Requirements: Scan the entries below. List each line with "البيهقي".
# Start of Information provided
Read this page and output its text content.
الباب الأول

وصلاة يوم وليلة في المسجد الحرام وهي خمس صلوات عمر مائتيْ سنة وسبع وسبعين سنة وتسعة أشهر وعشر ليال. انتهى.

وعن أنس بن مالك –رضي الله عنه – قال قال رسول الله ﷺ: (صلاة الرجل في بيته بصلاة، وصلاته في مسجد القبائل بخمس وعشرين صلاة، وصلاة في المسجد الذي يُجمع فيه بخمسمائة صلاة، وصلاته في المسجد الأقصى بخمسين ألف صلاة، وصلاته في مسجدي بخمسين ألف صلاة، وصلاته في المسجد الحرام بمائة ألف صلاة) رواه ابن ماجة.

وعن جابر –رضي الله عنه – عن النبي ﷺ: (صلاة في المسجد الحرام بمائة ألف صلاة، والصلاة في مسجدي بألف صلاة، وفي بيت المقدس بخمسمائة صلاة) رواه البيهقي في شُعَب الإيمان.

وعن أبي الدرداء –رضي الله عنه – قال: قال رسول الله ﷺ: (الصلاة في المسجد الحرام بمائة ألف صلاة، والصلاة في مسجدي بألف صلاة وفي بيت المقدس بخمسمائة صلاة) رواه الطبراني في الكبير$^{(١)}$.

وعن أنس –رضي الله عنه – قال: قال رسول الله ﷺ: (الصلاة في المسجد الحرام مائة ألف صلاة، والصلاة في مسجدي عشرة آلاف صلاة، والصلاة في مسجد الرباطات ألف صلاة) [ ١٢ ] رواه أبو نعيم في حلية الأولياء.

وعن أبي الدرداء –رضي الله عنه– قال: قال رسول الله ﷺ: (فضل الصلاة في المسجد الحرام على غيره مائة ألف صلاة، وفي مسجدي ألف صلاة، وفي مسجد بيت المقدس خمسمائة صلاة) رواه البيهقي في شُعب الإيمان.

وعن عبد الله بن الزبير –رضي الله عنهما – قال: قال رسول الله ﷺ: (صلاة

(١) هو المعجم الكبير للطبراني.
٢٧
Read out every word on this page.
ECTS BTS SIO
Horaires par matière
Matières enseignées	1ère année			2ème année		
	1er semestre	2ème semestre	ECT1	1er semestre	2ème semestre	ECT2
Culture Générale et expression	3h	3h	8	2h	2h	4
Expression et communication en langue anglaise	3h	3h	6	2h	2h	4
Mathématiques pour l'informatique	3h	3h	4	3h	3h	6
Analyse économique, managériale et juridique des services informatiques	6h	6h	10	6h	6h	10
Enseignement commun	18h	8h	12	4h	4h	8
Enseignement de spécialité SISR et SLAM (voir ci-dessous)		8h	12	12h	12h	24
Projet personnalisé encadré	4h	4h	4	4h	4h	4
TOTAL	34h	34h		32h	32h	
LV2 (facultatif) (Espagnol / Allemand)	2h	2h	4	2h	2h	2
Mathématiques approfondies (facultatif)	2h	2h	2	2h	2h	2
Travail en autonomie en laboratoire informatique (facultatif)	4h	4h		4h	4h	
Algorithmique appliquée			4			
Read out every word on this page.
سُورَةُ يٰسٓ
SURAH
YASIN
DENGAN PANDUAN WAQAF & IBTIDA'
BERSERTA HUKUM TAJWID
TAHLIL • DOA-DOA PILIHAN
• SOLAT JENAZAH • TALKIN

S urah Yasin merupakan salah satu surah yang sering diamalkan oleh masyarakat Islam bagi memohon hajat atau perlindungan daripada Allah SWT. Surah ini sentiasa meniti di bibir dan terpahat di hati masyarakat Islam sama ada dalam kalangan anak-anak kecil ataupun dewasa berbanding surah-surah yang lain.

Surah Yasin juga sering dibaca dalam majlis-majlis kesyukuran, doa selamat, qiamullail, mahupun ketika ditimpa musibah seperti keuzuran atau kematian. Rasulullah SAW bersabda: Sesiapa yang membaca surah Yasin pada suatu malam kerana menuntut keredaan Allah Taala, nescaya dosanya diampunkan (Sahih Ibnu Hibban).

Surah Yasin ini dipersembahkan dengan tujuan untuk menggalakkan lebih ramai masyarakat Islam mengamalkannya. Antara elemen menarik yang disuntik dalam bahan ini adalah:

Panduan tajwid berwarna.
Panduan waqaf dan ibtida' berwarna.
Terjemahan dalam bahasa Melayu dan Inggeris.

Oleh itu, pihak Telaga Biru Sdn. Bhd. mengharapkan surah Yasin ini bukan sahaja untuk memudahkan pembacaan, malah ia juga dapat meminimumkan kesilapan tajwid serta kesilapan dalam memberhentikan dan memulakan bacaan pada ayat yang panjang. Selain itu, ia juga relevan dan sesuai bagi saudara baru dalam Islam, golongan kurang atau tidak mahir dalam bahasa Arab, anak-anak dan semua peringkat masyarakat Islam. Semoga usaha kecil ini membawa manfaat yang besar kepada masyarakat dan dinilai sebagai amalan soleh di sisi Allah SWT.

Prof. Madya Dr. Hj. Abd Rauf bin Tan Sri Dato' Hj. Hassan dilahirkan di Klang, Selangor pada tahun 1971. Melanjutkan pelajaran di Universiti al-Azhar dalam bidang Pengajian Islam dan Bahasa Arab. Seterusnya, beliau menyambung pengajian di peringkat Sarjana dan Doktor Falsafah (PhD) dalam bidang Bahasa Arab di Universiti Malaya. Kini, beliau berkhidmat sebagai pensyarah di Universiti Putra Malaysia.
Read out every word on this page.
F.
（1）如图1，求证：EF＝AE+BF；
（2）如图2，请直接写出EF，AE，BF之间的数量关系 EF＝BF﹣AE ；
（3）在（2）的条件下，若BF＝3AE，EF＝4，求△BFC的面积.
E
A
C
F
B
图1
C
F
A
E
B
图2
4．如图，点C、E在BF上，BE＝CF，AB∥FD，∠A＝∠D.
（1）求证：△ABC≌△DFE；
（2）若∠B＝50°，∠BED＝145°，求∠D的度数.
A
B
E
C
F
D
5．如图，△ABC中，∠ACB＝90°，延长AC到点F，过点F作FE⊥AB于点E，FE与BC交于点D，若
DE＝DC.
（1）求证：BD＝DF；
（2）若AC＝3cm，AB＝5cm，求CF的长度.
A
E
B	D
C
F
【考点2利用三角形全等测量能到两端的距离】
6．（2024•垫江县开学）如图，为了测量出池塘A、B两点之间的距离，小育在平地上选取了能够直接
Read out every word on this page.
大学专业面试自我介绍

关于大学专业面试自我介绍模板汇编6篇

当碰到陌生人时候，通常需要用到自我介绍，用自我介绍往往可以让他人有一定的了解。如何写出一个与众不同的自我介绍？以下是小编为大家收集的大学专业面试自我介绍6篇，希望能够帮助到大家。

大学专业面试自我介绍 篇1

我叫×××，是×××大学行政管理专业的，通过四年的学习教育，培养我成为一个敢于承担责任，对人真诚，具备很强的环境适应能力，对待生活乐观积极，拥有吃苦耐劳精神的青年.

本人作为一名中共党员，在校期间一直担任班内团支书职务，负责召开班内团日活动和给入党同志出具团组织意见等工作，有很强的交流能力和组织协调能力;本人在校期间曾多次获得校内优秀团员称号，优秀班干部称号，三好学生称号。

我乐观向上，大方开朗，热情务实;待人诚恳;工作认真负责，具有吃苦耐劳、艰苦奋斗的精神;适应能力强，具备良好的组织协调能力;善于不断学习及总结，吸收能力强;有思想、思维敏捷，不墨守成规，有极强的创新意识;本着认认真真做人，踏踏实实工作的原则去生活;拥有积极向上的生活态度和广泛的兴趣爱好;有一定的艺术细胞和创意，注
# End of Information provided
Final answer:
وعن جابر –رضي الله عنه – عن النبي ﷺ: (صلاة في المسجد الحرام بمائة ألف صلاة، والصلاة في مسجدي بألف صلاة، وفي بيت المقدس بخمسمائة صلاة) رواه البيهقي في شُعَب الإيمان.
وعن أبي الدرداء –رضي الله عنه– قال: قال رسول الله ﷺ: (فضل الصلاة في المسجد الحرام على غيره مائة ألف صلاة، وفي مسجدي ألف صلاة، وفي مسجد بيت المقدس خمسمائة صلاة) رواه البيهقي في شُعب الإيمان.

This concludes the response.